**Written request:**
Exactly reproduce the lines that follow.

**Provided data:**

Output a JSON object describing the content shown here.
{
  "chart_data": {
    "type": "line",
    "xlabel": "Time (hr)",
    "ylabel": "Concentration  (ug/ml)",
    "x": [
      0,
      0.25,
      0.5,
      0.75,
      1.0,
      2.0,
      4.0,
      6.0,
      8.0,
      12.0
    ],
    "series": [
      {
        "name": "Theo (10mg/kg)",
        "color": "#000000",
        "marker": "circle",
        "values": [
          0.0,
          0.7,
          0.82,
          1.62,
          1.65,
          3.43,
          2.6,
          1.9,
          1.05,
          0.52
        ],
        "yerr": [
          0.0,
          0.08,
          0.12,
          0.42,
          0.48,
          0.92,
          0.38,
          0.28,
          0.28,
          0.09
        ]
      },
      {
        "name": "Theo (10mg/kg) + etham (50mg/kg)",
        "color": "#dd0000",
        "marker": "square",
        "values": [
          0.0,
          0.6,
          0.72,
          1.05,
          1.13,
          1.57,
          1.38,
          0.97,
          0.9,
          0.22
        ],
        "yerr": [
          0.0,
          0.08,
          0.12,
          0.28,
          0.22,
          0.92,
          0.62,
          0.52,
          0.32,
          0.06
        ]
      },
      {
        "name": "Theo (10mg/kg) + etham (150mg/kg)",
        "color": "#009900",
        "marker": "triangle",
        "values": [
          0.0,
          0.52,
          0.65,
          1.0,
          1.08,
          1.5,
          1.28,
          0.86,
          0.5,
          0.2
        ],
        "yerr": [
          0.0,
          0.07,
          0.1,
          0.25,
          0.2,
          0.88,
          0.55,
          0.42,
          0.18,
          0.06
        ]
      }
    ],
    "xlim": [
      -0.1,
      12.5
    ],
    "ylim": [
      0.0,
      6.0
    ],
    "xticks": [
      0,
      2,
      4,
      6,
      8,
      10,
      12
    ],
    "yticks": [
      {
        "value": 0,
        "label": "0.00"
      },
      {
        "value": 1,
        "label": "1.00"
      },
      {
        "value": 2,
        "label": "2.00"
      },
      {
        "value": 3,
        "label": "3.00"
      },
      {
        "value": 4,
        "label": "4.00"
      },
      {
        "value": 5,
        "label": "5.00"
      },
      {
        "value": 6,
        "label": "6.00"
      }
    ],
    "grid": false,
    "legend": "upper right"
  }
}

**Expected answer:**
Output a JSON object describing the content shown here.
{
  "chart_data": {
    "type": "line",
    "xlabel": "Time (hr)",
    "ylabel": "Concentration  (ug/ml)",
    "x": [
      0,
      0.25,
      0.5,
      0.75,
      1.0,
      2.0,
      4.0,
      6.0,
      8.0,
      12.0
    ],
    "series": [
      {
        "name": "Theo (10mg/kg)",
        "color": "#000000",
        "marker": "circle",
        "values": [
          0.0,
          0.7,
          0.82,
          1.62,
          1.65,
          3.43,
          2.6,
          1.9,
          1.05,
          0.52
        ],
        "yerr": [
          0.0,
          0.08,
          0.12,
          0.42,
          0.48,
          0.92,
          0.38,
          0.28,
          0.28,
          0.09
        ]
      },
      {
        "name": "Theo (10mg/kg) + etham (50mg/kg)",
        "color": "#dd0000",
        "marker": "square",
        "values": [
          0.0,
          0.6,
          0.72,
          1.05,
          1.13,
          1.57,
          1.38,
          0.97,
          0.9,
          0.22
        ],
        "yerr": [
          0.0,
          0.08,
          0.12,
          0.28,
          0.22,
          0.92,
          0.62,
          0.52,
          0.32,
          0.06
        ]
      },
      {
        "name": "Theo (10mg/kg) + etham (150mg/kg)",
        "color": "#009900",
        "marker": "triangle",
        "values": [
          0.0,
          0.52,
          0.65,
          1.0,
          1.08,
          1.5,
          1.28,
          0.86,
          0.5,
          0.2
        ],
        "yerr": [
          0.0,
          0.07,
          0.1,
          0.25,
          0.2,
          0.88,
          0.55,
          0.42,
          0.18,
          0.06
        ]
      }
    ],
    "xlim": [
      -0.1,
      12.5
    ],
    "ylim": [
      0.0,
      6.0
    ],
    "xticks": [
      0,
      2,
      4,
      6,
      8,
      10,
      12
    ],
    "yticks": [
      {
        "value": 0,
        "label": "0.00"
      },
      {
        "value": 1,
        "label": "1.00"
      },
      {
        "value": 2,
        "label": "2.00"
      },
      {
        "value": 3,
        "label": "3.00"
      },
      {
        "value": 4,
        "label": "4.00"
      },
      {
        "value": 5,
        "label": "5.00"
      },
      {
        "value": 6,
        "label": "6.00"
      }
    ],
    "grid": false,
    "legend": "upper right"
  }
}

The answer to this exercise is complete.